● DATA FOR PROCESSING
--

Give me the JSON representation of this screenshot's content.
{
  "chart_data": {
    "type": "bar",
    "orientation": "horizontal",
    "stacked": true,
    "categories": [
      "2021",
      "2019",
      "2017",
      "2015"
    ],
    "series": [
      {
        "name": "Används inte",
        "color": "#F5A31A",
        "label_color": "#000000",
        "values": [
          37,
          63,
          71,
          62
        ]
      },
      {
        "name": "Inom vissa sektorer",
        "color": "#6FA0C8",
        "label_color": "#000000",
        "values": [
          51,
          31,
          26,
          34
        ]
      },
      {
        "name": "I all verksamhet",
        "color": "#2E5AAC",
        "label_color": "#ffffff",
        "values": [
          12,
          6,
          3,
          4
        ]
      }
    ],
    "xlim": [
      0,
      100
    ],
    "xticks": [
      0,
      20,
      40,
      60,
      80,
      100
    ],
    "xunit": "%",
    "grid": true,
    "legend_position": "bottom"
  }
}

--

Extract the data exactly as given.

Give me the JSON representation of this screenshot's content.
{
  "chart_data": {
    "type": "bar",
    "orientation": "horizontal",
    "stacked": true,
    "categories": [
      "2021",
      "2019",
      "2017",
      "2015"
    ],
    "series": [
      {
        "name": "Används inte",
        "color": "#F5A31A",
        "label_color": "#000000",
        "values": [
          37,
          63,
          71,
          62
        ]
      },
      {
        "name": "Inom vissa sektorer",
        "color": "#6FA0C8",
        "label_color": "#000000",
        "values": [
          51,
          31,
          26,
          34
        ]
      },
      {
        "name": "I all verksamhet",
        "color": "#2E5AAC",
        "label_color": "#ffffff",
        "values": [
          12,
          6,
          3,
          4
        ]
      }
    ],
    "xlim": [
      0,
      100
    ],
    "xticks": [
      0,
      20,
      40,
      60,
      80,
      100
    ],
    "xunit": "%",
    "grid": true,
    "legend_position": "bottom"
  }
}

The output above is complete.